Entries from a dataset

— START —

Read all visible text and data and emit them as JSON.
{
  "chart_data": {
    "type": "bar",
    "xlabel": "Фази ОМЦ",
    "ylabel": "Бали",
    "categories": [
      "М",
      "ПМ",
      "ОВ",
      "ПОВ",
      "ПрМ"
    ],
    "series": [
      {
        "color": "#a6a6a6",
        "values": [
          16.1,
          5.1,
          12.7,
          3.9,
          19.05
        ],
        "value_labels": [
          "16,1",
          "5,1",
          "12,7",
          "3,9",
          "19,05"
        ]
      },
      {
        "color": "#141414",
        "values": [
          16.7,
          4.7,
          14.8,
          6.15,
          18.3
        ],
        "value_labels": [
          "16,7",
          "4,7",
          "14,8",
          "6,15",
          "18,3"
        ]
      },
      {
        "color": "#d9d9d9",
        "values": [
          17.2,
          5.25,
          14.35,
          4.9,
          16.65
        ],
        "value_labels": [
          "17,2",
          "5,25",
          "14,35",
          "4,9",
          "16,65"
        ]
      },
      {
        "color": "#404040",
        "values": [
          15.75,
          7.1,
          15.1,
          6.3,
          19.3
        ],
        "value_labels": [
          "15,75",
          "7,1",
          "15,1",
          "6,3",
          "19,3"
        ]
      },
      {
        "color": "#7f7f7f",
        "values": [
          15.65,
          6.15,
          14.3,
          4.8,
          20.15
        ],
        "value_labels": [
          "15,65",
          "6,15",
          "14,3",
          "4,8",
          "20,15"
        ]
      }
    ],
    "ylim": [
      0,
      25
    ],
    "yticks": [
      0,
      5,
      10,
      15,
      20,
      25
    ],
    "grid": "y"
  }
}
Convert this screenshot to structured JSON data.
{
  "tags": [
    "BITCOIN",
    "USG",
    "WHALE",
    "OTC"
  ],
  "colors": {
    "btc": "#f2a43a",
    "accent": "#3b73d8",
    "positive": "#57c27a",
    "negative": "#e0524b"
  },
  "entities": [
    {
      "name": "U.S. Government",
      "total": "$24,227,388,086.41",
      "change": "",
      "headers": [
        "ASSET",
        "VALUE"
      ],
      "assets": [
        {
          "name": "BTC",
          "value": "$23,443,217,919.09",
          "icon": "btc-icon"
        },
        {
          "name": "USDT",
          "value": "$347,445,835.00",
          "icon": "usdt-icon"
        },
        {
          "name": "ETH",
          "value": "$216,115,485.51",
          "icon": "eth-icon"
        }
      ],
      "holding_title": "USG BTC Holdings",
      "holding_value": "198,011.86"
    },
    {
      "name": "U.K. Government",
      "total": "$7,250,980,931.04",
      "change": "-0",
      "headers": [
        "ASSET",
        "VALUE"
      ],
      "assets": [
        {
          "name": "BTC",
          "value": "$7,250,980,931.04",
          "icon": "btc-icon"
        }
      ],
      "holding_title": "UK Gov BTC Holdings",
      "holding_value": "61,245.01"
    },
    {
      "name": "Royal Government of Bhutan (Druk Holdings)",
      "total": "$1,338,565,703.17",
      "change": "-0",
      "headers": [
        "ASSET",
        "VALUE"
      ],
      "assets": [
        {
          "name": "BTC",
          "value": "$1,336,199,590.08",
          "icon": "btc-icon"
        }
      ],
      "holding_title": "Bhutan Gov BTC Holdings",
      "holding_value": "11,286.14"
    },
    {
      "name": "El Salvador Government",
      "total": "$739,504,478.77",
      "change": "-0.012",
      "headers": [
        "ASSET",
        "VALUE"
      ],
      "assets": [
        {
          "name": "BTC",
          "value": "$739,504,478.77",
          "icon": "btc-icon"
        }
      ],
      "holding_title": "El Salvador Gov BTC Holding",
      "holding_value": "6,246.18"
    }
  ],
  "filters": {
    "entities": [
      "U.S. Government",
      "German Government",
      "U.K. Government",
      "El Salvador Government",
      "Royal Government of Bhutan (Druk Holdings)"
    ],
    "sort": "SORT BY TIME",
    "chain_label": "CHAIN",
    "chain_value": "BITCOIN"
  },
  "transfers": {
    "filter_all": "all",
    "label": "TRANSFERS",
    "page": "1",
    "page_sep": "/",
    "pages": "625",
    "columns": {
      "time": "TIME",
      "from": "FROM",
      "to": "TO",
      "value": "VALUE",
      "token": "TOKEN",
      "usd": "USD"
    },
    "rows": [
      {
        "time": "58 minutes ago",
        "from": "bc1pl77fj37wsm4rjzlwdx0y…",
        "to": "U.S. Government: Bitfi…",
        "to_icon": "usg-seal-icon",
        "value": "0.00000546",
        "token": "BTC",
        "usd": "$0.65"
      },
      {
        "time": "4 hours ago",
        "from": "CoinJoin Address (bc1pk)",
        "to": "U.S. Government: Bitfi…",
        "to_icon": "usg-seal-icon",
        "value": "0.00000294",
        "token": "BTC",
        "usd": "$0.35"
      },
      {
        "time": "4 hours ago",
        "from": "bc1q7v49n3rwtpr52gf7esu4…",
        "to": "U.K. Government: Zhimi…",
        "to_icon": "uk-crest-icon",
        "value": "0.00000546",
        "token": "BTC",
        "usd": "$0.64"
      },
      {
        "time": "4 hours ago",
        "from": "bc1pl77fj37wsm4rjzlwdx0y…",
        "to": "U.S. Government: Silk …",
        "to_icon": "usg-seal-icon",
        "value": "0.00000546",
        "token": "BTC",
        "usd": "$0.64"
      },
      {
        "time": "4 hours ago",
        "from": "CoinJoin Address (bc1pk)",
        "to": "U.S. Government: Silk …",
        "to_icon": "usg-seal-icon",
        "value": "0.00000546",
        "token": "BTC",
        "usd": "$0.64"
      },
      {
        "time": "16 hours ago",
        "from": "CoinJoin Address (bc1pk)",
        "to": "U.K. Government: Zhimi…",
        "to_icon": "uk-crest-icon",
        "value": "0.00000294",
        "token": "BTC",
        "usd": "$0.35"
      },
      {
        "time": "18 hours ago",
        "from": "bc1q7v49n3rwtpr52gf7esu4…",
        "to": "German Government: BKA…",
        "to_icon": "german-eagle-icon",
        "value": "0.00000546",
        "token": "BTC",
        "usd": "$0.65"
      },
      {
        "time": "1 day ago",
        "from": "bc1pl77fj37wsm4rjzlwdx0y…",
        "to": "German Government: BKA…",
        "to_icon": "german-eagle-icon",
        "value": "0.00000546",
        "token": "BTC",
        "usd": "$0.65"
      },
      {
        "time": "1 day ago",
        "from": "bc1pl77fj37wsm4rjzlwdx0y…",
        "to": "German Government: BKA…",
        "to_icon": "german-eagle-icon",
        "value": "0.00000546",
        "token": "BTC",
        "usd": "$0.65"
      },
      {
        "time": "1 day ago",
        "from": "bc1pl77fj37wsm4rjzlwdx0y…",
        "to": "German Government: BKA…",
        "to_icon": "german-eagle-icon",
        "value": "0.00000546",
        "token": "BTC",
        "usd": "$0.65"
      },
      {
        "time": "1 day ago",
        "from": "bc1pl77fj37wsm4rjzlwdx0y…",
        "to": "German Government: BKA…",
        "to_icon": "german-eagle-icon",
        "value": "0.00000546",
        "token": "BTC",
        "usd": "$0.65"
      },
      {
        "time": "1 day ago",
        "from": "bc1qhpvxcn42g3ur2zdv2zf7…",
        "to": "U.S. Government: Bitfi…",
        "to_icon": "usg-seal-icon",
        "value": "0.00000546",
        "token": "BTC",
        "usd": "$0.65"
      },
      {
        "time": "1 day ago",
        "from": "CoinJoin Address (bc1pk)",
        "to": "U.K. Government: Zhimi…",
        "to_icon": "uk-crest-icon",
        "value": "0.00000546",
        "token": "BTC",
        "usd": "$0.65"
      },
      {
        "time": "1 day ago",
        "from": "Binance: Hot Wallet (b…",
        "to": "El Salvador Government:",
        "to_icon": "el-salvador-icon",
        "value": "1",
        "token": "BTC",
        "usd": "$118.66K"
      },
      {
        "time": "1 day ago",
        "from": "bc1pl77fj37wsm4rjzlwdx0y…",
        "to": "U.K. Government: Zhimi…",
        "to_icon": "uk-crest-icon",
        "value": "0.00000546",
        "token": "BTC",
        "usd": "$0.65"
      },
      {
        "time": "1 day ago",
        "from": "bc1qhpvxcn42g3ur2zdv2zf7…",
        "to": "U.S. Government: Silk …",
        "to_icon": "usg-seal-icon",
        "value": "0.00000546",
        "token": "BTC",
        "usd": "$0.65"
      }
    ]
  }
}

— END —

- DIRECTIONS FOR THIS TASK
Go through the entries above and pull out each line with "change" in it.

- SOLVED PROBLEM
      "change": "",
      "change": "-0",
      "change": "-0",
      "change": "-0.012",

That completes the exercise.